* begin Supplied records *
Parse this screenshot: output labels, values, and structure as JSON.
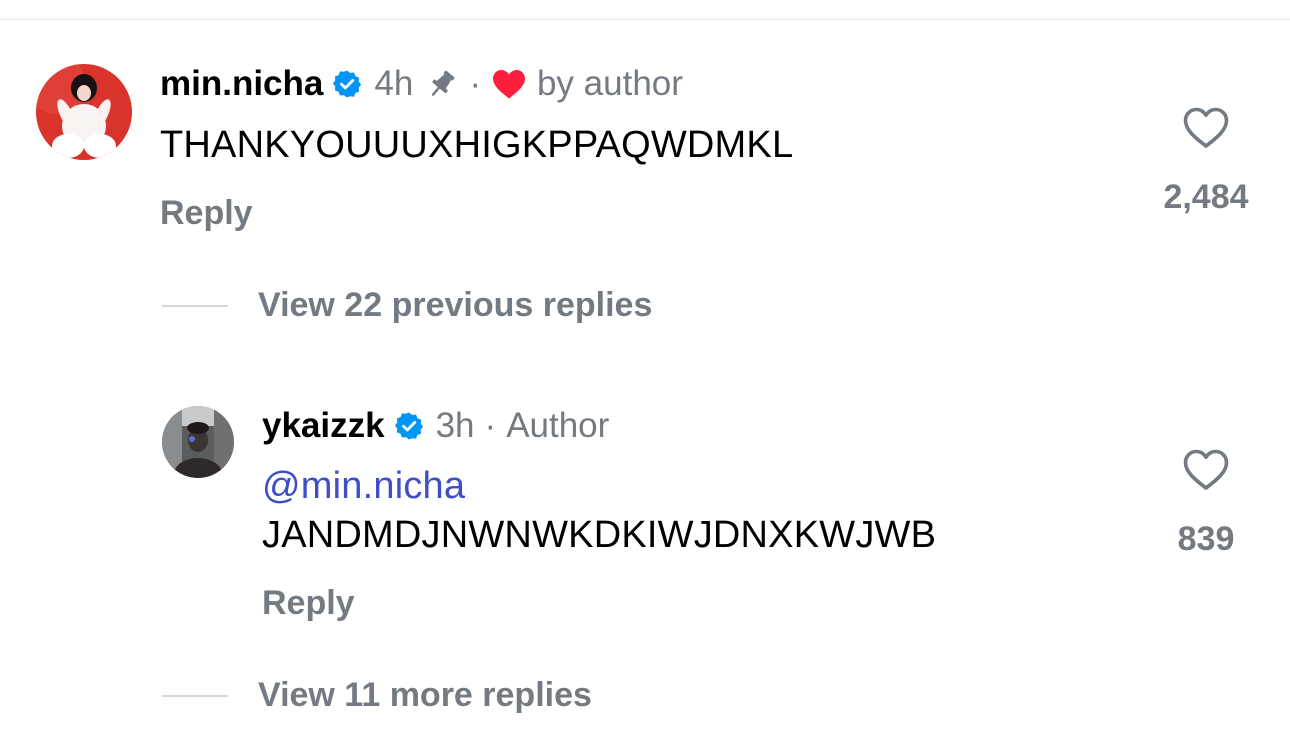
{
  "comments": [
    {
      "username": "min.nicha",
      "verified": true,
      "time": "4h",
      "pinned": true,
      "liked_by_author": true,
      "meta_text": "by author",
      "text": "THANKYOUUUXHIGKPPAQWDMKL",
      "reply_label": "Reply",
      "like_count": "2,484"
    }
  ],
  "view_previous_replies": "View 22 previous replies",
  "replies": [
    {
      "username": "ykaizzk",
      "verified": true,
      "time": "3h",
      "role": "Author",
      "mention": "@min.nicha",
      "text": "JANDMDJNWNWKDKIWJDNXKWJWB",
      "reply_label": "Reply",
      "like_count": "839"
    }
  ],
  "view_more_replies": "View 11 more replies",
  "separator": "·",
  "icons": {
    "verified": "verified-badge-icon",
    "pin": "pin-icon",
    "author_like": "red-heart-icon",
    "like": "heart-outline-icon"
  },
  "colors": {
    "secondary_text": "#737a82",
    "verified_blue": "#0095f6",
    "heart_red": "#ff1f3d",
    "mention_blue": "#3f4ec6"
  }
}
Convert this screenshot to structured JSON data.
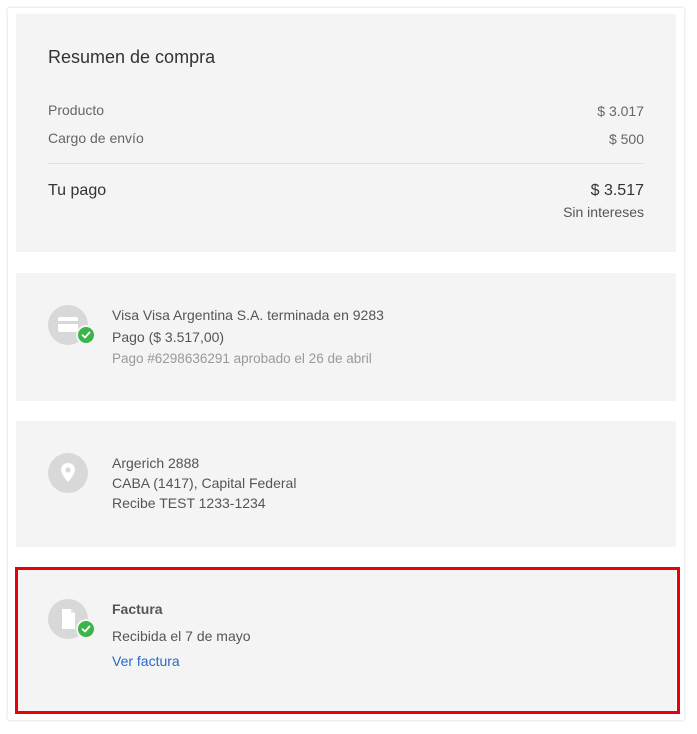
{
  "summary": {
    "title": "Resumen de compra",
    "product_label": "Producto",
    "product_value": "$ 3.017",
    "shipping_label": "Cargo de envío",
    "shipping_value": "$ 500",
    "total_label": "Tu pago",
    "total_value": "$ 3.517",
    "total_note": "Sin intereses"
  },
  "payment": {
    "icon": "credit-card-icon",
    "card_line": "Visa Visa Argentina S.A. terminada en 9283",
    "amount_line": "Pago ($ 3.517,00)",
    "status_line": "Pago #6298636291 aprobado el 26 de abril"
  },
  "address": {
    "icon": "location-pin-icon",
    "street": "Argerich 2888",
    "city": "CABA (1417), Capital Federal",
    "receiver": "Recibe TEST 1233-1234"
  },
  "invoice": {
    "icon": "document-icon",
    "title": "Factura",
    "status": "Recibida el 7 de mayo",
    "link_label": "Ver factura"
  },
  "colors": {
    "card_bg": "#f4f4f4",
    "success": "#39b54a",
    "link": "#2968c8",
    "highlight": "#e8000b"
  }
}
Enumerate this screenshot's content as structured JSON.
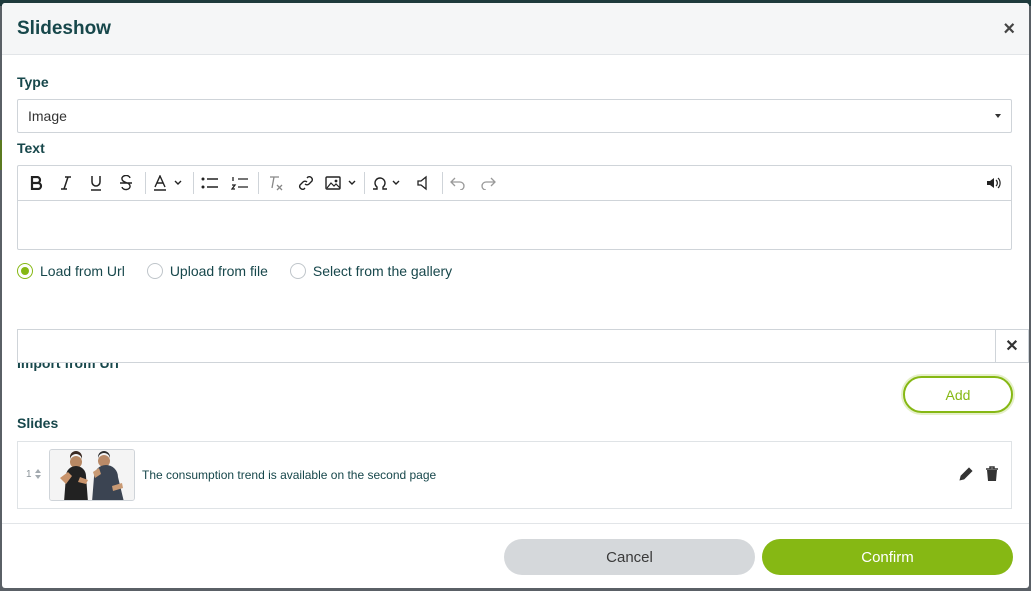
{
  "dialog": {
    "title": "Slideshow",
    "close_glyph": "×"
  },
  "type_field": {
    "label": "Type",
    "selected": "Image"
  },
  "text_field": {
    "label": "Text",
    "toolbar": [
      "bold-icon",
      "italic-icon",
      "underline-icon",
      "strikethrough-icon",
      "font-color-icon",
      "bulleted-list-icon",
      "numbered-list-icon",
      "remove-format-icon",
      "link-icon",
      "image-icon",
      "special-character-icon",
      "audio-icon",
      "undo-icon",
      "redo-icon",
      "speaker-icon"
    ],
    "value": ""
  },
  "source_options": [
    {
      "label": "Load from Url",
      "checked": true
    },
    {
      "label": "Upload from file",
      "checked": false
    },
    {
      "label": "Select from the gallery",
      "checked": false
    }
  ],
  "import_url": {
    "label": "Import from Url",
    "value": "",
    "clear_glyph": "✕"
  },
  "add_button": "Add",
  "slides": {
    "label": "Slides",
    "items": [
      {
        "index": "1",
        "caption": "The consumption trend is available on the second page"
      }
    ]
  },
  "footer": {
    "cancel": "Cancel",
    "confirm": "Confirm"
  },
  "colors": {
    "accent": "#86b814",
    "heading": "#17474b"
  }
}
* end Supplied records *
Take the line containing "Enumerate this screenshot's" and every line after it up to the end of the data, and write them out exactly, without the pictures.

Enumerate this screenshot's content as structured JSON.
{
  "dialog": {
    "title": "Slideshow",
    "close_glyph": "×"
  },
  "type_field": {
    "label": "Type",
    "selected": "Image"
  },
  "text_field": {
    "label": "Text",
    "toolbar": [
      "bold-icon",
      "italic-icon",
      "underline-icon",
      "strikethrough-icon",
      "font-color-icon",
      "bulleted-list-icon",
      "numbered-list-icon",
      "remove-format-icon",
      "link-icon",
      "image-icon",
      "special-character-icon",
      "audio-icon",
      "undo-icon",
      "redo-icon",
      "speaker-icon"
    ],
    "value": ""
  },
  "source_options": [
    {
      "label": "Load from Url",
      "checked": true
    },
    {
      "label": "Upload from file",
      "checked": false
    },
    {
      "label": "Select from the gallery",
      "checked": false
    }
  ],
  "import_url": {
    "label": "Import from Url",
    "value": "",
    "clear_glyph": "✕"
  },
  "add_button": "Add",
  "slides": {
    "label": "Slides",
    "items": [
      {
        "index": "1",
        "caption": "The consumption trend is available on the second page"
      }
    ]
  },
  "footer": {
    "cancel": "Cancel",
    "confirm": "Confirm"
  },
  "colors": {
    "accent": "#86b814",
    "heading": "#17474b"
  }
}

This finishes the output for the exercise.